• _What is required_
Collect from the data below each line with "value".

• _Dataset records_
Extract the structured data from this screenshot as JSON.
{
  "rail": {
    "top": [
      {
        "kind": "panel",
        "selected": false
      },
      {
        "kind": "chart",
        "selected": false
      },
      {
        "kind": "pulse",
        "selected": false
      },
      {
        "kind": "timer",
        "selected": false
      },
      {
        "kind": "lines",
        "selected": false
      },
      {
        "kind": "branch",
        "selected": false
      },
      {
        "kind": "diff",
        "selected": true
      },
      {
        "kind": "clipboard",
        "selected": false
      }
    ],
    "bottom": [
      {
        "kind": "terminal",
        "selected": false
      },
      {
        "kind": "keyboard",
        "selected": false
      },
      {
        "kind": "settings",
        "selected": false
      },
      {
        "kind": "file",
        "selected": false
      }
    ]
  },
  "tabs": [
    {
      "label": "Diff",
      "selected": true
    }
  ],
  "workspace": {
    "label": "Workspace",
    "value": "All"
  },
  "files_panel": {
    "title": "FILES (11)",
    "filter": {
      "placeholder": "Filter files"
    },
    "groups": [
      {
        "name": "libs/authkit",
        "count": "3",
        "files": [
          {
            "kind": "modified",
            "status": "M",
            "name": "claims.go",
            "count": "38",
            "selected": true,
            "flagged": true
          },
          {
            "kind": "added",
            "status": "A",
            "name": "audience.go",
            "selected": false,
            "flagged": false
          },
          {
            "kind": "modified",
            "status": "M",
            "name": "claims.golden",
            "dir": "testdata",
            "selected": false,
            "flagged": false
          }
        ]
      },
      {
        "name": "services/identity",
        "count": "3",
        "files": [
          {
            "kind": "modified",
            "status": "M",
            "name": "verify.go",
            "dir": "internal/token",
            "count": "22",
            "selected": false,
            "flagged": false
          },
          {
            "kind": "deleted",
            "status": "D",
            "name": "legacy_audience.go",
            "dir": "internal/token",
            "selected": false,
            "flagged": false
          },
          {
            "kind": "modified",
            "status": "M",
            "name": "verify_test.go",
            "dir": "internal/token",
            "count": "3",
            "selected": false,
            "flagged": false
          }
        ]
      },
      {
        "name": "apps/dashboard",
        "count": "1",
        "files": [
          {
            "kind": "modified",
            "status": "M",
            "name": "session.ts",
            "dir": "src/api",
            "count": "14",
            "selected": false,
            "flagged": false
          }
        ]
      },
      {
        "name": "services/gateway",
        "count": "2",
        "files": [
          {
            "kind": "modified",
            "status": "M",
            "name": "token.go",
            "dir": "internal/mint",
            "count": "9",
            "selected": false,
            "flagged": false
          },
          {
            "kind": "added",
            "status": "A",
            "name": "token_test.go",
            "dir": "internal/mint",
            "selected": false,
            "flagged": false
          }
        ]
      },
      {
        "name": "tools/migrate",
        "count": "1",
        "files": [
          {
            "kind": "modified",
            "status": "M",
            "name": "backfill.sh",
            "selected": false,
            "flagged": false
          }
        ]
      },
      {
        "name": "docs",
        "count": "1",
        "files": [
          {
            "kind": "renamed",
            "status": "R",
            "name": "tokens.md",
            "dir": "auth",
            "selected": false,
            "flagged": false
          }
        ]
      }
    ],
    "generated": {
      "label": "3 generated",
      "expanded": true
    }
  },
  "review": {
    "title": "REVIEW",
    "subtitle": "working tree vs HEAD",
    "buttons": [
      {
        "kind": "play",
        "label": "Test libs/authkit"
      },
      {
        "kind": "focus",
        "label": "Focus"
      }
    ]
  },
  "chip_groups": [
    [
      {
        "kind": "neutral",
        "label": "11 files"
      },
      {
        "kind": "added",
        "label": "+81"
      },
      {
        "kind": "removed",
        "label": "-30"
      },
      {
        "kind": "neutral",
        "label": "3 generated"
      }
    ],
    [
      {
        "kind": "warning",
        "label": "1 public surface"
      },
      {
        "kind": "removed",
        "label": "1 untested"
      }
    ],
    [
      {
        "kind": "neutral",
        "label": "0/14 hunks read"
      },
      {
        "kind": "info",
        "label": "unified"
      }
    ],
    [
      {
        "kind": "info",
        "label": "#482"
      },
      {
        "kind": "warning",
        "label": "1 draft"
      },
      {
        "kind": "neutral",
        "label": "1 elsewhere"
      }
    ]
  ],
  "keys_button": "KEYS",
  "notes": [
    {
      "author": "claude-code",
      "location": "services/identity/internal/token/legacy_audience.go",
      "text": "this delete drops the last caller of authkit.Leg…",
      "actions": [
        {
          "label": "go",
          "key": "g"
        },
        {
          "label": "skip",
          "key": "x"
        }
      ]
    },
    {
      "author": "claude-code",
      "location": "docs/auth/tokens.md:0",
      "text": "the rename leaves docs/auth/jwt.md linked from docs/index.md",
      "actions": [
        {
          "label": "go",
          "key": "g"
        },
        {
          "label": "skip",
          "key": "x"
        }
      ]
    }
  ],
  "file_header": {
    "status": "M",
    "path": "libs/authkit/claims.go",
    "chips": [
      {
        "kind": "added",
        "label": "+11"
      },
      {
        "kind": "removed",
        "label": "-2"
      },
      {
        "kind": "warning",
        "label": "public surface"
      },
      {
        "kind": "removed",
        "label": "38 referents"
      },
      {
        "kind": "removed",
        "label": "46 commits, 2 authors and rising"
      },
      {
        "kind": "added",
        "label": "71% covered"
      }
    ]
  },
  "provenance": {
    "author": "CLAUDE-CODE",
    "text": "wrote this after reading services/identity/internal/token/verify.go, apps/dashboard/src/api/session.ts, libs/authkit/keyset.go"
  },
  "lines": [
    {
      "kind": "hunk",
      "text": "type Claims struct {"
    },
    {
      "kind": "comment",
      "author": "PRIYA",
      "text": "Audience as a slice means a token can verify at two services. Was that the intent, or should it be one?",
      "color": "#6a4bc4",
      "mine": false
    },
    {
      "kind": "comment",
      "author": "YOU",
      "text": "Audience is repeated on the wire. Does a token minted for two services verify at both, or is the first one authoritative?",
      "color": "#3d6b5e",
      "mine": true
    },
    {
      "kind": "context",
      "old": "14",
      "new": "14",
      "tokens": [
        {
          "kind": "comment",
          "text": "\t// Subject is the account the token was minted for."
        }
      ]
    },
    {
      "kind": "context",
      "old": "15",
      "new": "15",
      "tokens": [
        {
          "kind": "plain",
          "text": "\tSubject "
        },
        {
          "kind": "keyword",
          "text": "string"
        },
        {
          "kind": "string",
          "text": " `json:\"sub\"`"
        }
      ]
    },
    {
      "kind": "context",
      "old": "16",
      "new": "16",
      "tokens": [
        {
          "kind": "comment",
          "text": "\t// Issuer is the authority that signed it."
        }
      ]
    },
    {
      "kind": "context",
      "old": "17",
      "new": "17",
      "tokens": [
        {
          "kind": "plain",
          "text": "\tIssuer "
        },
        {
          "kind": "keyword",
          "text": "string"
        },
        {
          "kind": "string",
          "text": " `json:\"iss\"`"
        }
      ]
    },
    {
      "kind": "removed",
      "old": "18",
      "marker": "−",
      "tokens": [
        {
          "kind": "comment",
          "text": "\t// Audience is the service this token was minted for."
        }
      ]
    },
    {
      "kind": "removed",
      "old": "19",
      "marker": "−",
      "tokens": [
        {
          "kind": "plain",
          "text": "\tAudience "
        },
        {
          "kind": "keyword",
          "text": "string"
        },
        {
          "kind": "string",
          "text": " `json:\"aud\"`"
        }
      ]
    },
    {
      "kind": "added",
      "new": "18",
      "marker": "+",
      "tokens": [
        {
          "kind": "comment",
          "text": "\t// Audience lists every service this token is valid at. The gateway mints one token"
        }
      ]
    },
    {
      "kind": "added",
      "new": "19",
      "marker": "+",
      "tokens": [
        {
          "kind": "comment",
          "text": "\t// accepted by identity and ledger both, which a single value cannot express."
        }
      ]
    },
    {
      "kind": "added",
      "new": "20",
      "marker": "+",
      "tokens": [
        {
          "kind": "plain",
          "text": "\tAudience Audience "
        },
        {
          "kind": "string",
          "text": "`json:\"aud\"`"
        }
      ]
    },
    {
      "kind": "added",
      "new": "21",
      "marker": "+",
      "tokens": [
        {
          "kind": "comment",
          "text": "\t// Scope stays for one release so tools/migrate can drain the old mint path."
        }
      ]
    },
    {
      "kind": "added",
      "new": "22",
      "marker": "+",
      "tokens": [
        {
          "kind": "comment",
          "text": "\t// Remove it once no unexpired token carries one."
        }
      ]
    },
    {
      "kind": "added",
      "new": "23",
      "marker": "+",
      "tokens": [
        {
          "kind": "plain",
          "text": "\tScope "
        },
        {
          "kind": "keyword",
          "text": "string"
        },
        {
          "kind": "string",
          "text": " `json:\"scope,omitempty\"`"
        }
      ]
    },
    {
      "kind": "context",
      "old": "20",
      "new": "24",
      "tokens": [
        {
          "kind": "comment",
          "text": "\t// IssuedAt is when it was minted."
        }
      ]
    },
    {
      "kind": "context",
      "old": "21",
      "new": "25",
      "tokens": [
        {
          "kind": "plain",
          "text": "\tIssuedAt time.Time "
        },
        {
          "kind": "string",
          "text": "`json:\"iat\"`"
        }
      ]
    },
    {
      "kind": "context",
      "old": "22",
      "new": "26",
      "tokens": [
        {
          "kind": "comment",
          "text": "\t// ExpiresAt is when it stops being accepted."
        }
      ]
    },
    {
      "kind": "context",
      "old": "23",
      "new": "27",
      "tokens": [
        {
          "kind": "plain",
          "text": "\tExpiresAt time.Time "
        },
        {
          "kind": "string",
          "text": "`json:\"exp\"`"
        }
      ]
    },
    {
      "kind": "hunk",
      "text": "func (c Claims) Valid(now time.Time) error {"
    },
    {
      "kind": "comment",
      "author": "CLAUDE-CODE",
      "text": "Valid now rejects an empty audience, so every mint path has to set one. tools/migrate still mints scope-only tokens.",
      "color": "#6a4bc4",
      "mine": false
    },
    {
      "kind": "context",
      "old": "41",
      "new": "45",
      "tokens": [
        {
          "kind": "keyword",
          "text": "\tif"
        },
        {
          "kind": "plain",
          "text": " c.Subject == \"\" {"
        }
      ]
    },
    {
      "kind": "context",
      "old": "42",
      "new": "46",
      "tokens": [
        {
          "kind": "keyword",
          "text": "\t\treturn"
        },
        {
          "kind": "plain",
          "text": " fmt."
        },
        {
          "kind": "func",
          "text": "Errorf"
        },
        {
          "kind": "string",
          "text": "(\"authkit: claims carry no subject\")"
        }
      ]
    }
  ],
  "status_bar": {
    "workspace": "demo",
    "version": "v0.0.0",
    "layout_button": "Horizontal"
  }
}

• _Problem solution_
    "value": "All"
          "text": "\t// accepted by identity and ledger both, which a single value cannot express."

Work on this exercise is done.